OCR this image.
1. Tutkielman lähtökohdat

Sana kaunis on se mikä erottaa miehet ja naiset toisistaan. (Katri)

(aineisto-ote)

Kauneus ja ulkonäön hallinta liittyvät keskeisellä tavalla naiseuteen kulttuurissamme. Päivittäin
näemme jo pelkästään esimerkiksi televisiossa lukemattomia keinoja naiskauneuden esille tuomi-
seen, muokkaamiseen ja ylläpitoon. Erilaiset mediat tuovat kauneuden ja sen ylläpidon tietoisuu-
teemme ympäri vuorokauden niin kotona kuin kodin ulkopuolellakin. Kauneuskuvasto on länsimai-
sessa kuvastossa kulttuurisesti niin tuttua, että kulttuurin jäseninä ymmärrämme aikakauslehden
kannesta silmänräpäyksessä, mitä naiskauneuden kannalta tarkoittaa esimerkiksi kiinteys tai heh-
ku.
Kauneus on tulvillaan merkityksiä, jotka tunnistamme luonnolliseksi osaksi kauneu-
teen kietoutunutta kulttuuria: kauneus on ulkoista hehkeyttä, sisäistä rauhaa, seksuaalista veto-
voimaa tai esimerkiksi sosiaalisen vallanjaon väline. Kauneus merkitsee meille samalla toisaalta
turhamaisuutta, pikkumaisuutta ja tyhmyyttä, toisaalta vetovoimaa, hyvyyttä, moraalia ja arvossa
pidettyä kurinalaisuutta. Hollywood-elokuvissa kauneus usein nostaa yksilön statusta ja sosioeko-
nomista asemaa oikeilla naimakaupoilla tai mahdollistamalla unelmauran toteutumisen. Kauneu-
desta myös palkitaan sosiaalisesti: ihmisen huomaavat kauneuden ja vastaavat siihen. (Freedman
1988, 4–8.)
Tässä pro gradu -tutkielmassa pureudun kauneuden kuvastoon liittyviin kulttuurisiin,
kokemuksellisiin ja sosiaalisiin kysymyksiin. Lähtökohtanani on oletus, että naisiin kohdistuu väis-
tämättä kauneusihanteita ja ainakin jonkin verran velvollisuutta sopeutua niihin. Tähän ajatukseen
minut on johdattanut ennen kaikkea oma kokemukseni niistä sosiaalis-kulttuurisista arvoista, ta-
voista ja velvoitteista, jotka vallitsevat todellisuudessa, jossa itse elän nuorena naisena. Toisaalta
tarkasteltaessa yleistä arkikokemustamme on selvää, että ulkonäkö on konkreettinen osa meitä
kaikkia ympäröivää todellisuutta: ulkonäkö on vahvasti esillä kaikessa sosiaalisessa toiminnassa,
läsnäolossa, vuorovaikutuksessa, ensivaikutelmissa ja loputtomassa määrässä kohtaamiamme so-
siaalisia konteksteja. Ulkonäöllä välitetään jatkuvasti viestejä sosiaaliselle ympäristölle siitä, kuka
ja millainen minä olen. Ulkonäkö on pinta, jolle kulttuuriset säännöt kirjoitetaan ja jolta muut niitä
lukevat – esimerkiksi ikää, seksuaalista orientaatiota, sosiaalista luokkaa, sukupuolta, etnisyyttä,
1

YOUR TASK:
Find each line with the string "niin" and copy it out.

CORRECT OUTPUT:
teemme ympäri vuorokauden niin kotona kuin kodin ulkopuolellakin. Kauneuskuvasto on länsimai-
sessa kuvastossa kulttuurisesti niin tuttua, että kulttuurin jäseninä ymmärrämme aikakauslehden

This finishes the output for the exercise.